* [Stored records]

** start **

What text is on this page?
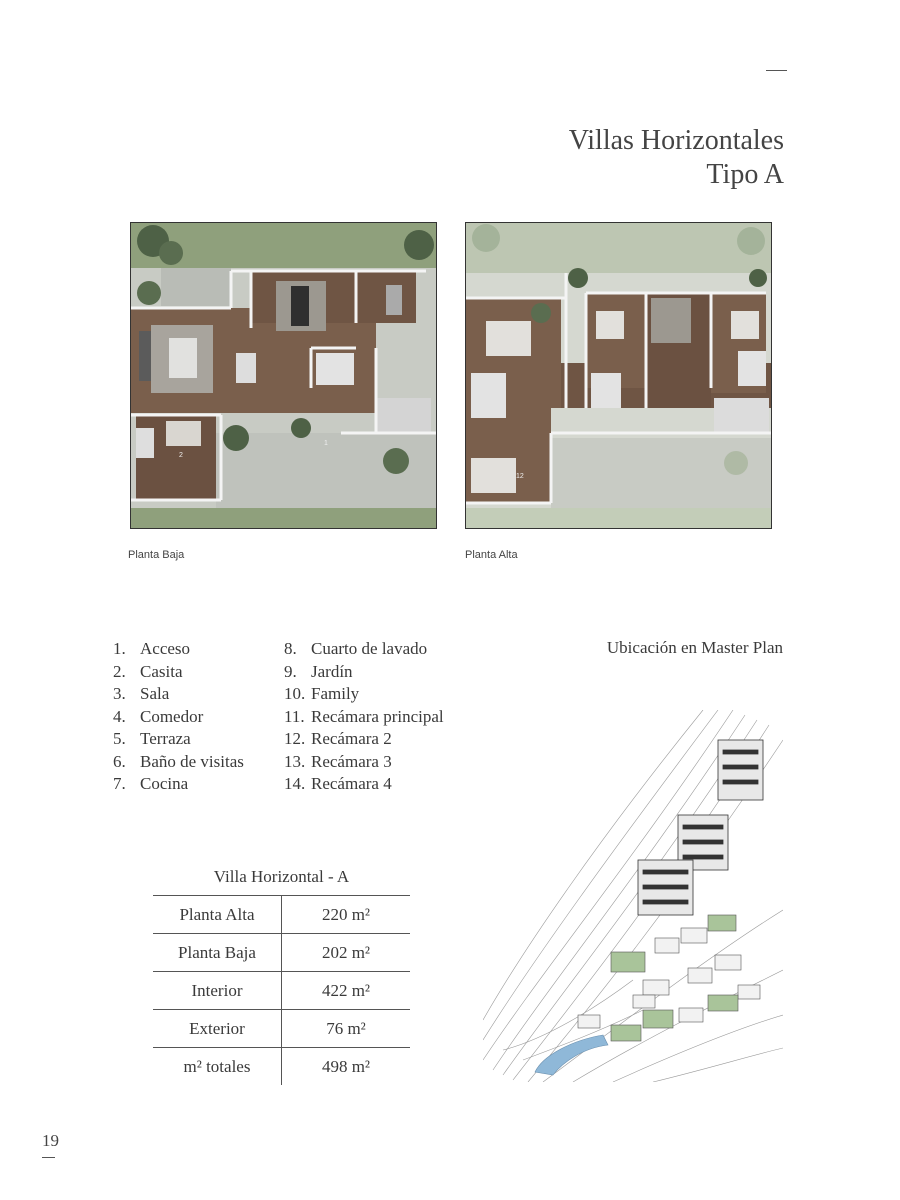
Villas Horizontales
Tipo A
1
2
Planta Baja
12
Planta Alta
1. Acceso
2. Casita
3. Sala
4. Comedor
5. Terraza
6. Baño de visitas
7. Cocina
8. Cuarto de lavado
9. Jardín
10. Family
11. Recámara principal
12. Recámara 2
13. Recámara 3
14. Recámara 4
Ubicación en Master Plan
Villa Horizontal - A
Planta Alta	220 m²
Planta Baja	202 m²
Interior	422 m²
Exterior	76 m²
m² totales	498 m²
19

** end **

* [Exercise requirements] Omit the pictures, then quote the rest of the material above exactly.

* [Response to the task]
What text is on this page?
Villas Horizontales
Tipo A
1
2
Planta Baja
12
Planta Alta
1. Acceso
2. Casita
3. Sala
4. Comedor
5. Terraza
6. Baño de visitas
7. Cocina
8. Cuarto de lavado
9. Jardín
10. Family
11. Recámara principal
12. Recámara 2
13. Recámara 3
14. Recámara 4
Ubicación en Master Plan
Villa Horizontal - A
Planta Alta	220 m²
Planta Baja	202 m²
Interior	422 m²
Exterior	76 m²
m² totales	498 m²
19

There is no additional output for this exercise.